* **GIVEN RECORDS**:
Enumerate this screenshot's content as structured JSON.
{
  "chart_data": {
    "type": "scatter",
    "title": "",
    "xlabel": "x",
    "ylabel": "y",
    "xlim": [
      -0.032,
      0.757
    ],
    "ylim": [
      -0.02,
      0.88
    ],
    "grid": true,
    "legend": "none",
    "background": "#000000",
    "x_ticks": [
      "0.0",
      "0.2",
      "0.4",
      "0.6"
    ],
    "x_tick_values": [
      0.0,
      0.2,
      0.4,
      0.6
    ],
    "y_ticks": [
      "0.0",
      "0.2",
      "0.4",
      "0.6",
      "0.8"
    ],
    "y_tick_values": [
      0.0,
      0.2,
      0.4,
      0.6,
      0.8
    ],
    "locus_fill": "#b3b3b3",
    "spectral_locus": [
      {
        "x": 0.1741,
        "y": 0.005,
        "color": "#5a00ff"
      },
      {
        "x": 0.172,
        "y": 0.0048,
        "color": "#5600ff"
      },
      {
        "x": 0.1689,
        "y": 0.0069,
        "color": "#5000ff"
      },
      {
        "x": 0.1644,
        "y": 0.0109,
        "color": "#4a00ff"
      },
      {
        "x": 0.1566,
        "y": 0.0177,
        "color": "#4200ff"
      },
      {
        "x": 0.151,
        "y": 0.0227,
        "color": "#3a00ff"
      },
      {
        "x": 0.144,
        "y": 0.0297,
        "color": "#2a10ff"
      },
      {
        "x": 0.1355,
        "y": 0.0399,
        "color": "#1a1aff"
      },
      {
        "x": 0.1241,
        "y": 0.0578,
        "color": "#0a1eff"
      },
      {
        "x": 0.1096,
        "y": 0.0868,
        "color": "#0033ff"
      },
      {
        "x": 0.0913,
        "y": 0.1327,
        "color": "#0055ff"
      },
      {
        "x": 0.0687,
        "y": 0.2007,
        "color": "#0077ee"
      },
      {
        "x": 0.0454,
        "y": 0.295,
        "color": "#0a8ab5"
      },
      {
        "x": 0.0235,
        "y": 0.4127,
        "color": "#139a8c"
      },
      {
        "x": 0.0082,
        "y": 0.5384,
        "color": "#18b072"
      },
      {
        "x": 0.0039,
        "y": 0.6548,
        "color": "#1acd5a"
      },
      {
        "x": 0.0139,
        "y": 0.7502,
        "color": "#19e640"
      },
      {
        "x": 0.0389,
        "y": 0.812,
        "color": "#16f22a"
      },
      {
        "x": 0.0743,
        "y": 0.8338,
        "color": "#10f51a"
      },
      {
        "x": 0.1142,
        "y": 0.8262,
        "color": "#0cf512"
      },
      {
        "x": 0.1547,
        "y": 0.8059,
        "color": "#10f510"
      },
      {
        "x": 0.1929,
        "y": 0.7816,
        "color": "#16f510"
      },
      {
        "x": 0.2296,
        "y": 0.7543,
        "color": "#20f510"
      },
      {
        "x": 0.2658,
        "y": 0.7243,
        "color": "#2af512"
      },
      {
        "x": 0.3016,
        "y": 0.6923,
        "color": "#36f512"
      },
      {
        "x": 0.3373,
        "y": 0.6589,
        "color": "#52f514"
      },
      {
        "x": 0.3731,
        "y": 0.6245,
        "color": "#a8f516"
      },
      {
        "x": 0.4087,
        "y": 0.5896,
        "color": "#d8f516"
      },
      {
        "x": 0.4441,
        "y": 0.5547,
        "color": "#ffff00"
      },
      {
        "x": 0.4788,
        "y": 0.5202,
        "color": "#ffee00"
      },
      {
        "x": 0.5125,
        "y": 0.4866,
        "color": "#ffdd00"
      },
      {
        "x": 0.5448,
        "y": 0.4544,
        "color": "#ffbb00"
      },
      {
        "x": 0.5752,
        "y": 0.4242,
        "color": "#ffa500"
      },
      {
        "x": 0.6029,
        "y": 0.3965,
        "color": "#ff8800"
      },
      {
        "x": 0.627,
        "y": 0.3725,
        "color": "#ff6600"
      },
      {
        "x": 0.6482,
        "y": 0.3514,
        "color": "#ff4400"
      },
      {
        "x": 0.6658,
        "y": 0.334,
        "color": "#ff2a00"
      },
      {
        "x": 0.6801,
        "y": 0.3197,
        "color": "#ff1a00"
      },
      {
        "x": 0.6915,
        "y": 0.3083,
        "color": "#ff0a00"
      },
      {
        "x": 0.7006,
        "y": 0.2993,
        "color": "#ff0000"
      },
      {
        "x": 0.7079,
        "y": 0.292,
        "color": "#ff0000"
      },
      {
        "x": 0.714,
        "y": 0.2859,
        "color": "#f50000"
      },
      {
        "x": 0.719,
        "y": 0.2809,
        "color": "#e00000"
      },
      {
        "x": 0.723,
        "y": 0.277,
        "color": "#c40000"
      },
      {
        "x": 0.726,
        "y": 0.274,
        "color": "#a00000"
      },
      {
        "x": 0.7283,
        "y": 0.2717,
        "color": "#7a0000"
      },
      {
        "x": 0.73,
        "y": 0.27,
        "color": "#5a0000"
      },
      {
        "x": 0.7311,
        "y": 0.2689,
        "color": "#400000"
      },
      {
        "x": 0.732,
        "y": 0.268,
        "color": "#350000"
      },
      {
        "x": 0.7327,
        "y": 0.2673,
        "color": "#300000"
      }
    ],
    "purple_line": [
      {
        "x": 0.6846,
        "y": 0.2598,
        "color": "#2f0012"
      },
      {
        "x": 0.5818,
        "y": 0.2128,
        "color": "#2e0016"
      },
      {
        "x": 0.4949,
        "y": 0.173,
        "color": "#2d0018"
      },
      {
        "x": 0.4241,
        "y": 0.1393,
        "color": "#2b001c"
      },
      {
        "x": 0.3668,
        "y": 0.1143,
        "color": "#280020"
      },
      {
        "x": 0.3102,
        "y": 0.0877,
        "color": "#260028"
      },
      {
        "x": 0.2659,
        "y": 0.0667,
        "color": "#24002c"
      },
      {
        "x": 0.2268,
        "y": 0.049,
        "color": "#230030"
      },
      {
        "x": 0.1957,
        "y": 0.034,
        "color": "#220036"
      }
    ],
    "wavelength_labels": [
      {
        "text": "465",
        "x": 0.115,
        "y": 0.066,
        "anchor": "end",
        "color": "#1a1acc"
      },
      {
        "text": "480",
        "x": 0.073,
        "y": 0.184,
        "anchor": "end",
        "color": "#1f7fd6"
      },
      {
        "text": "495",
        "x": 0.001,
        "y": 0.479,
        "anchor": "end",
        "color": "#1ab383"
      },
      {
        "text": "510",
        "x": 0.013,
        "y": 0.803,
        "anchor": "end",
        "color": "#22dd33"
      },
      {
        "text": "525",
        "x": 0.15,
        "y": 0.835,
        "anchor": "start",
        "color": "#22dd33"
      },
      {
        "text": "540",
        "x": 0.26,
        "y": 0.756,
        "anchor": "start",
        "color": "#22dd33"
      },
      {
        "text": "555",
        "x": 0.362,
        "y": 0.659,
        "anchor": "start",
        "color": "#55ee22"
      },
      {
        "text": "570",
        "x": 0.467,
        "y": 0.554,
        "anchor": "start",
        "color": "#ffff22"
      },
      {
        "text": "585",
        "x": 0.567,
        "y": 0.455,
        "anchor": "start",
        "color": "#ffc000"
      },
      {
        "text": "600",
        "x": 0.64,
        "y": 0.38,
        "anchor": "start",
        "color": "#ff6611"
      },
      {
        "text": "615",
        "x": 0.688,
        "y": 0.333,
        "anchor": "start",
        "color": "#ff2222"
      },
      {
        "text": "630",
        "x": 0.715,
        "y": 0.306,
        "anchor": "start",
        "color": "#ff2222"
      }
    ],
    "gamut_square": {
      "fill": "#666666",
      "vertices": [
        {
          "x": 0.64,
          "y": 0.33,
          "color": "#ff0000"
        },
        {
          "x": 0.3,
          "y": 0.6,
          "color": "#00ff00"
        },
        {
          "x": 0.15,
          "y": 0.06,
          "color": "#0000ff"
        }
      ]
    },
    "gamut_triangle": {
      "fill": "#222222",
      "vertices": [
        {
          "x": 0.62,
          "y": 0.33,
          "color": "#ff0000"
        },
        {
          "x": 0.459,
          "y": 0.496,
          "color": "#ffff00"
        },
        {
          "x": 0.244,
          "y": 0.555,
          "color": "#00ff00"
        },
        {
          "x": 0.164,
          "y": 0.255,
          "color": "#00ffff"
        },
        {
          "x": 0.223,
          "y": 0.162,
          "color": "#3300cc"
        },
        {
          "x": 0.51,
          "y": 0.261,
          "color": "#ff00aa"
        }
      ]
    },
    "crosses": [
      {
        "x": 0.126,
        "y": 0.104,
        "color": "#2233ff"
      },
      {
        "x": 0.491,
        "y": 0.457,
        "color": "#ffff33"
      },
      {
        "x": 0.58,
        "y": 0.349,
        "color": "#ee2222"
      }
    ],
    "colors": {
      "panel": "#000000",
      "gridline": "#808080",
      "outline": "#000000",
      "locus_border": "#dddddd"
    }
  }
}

* **WRITTEN TASK**:
Collect every line above that contains the word "text".

* **RESULT**:
        "text": "465",
        "text": "480",
        "text": "495",
        "text": "510",
        "text": "525",
        "text": "540",
        "text": "555",
        "text": "570",
        "text": "585",
        "text": "600",
        "text": "615",
        "text": "630",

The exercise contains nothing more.